**What is required**
Tally the lines that hold the word "JSON" and reply with that figure only.

**Supplied records**
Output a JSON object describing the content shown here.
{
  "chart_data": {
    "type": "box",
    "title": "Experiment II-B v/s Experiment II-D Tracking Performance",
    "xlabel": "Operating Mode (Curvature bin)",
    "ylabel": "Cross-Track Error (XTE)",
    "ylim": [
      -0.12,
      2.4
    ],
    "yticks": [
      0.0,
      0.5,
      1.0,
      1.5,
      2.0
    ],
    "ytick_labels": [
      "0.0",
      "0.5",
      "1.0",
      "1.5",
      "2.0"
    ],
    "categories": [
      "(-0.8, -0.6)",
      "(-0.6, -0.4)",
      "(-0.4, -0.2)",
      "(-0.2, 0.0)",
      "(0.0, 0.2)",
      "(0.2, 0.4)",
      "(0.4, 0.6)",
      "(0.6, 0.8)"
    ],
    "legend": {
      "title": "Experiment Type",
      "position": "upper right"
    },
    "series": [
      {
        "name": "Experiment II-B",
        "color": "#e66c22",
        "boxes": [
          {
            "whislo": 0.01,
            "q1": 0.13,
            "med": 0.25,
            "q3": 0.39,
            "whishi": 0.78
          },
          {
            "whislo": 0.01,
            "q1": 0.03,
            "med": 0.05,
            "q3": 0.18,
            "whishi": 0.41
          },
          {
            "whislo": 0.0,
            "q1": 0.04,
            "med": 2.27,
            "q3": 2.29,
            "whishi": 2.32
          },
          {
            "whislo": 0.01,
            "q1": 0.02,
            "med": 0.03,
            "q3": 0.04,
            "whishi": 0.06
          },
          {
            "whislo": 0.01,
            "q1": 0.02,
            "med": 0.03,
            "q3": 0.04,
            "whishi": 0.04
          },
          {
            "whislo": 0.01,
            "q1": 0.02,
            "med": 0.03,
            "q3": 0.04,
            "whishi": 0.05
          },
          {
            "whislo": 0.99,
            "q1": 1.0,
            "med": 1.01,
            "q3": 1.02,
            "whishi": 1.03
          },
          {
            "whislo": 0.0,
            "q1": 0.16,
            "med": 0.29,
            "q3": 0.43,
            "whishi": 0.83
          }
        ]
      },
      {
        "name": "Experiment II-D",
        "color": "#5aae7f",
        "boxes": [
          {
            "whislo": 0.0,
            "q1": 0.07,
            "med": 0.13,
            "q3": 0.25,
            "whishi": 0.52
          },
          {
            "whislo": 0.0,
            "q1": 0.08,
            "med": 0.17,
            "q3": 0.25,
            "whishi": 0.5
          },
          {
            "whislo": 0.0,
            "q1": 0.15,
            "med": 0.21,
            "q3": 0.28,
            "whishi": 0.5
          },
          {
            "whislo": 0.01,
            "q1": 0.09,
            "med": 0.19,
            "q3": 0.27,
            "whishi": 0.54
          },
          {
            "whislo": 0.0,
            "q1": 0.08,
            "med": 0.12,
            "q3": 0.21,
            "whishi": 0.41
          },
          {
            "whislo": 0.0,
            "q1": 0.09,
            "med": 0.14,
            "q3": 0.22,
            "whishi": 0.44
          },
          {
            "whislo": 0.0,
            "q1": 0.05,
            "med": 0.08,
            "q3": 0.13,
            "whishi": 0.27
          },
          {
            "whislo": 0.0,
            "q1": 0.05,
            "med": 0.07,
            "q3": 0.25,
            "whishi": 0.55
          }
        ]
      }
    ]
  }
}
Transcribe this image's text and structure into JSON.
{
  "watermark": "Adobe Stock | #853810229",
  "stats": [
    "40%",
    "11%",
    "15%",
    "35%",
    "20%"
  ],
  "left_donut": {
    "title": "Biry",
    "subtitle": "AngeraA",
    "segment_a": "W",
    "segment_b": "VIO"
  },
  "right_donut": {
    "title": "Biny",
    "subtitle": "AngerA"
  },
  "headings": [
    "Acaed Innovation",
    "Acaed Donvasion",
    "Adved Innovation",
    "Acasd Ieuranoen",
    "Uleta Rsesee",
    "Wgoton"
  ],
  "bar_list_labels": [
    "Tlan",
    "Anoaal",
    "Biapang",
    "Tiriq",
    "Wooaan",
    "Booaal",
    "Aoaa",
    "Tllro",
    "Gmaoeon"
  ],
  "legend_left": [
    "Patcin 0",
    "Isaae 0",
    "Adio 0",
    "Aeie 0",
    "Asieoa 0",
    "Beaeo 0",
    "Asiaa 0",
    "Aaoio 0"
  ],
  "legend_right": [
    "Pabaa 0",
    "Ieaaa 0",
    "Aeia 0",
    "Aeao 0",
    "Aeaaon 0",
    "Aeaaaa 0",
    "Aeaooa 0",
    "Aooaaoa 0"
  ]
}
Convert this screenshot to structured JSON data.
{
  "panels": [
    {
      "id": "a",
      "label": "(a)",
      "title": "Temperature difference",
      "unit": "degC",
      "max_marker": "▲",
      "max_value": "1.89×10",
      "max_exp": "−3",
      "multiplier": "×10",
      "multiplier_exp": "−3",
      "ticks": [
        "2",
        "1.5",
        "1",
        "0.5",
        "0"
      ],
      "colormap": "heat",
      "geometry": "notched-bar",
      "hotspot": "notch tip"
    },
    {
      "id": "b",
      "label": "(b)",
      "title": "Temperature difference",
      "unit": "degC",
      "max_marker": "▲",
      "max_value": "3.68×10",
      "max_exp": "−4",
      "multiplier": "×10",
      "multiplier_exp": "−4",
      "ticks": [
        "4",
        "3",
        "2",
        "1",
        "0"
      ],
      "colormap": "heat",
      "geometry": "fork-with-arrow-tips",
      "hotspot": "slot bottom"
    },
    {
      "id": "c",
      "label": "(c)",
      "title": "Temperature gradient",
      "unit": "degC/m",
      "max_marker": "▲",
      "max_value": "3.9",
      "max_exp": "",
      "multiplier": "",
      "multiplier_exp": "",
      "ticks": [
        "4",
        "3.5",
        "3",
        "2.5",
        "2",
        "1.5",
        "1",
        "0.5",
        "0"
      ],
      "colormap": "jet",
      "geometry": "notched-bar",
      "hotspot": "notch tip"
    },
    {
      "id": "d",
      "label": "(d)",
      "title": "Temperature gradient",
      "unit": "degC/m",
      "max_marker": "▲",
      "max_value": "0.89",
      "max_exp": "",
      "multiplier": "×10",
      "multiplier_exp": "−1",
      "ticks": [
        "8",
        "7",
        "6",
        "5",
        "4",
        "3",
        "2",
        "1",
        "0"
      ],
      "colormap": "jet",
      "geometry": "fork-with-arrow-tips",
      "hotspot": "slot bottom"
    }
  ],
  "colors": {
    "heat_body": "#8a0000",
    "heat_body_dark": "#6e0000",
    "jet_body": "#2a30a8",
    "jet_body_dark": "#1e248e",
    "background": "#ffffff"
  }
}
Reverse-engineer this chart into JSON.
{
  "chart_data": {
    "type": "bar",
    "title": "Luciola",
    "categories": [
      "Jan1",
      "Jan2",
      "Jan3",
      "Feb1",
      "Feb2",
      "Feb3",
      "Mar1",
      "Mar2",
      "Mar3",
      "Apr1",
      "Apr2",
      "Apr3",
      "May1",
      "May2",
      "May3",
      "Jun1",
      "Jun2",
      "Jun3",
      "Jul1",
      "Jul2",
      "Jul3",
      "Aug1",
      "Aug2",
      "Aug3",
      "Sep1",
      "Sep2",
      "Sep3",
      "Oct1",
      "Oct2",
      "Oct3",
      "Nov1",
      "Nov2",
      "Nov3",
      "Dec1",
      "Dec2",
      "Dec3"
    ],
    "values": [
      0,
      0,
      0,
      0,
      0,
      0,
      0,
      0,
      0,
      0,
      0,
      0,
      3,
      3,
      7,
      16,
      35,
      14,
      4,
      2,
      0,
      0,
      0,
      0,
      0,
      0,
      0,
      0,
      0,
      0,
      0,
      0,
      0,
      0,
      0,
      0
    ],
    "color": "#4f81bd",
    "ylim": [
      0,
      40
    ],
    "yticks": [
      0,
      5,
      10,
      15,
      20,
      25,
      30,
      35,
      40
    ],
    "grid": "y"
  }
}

**Solution to this exercise**
4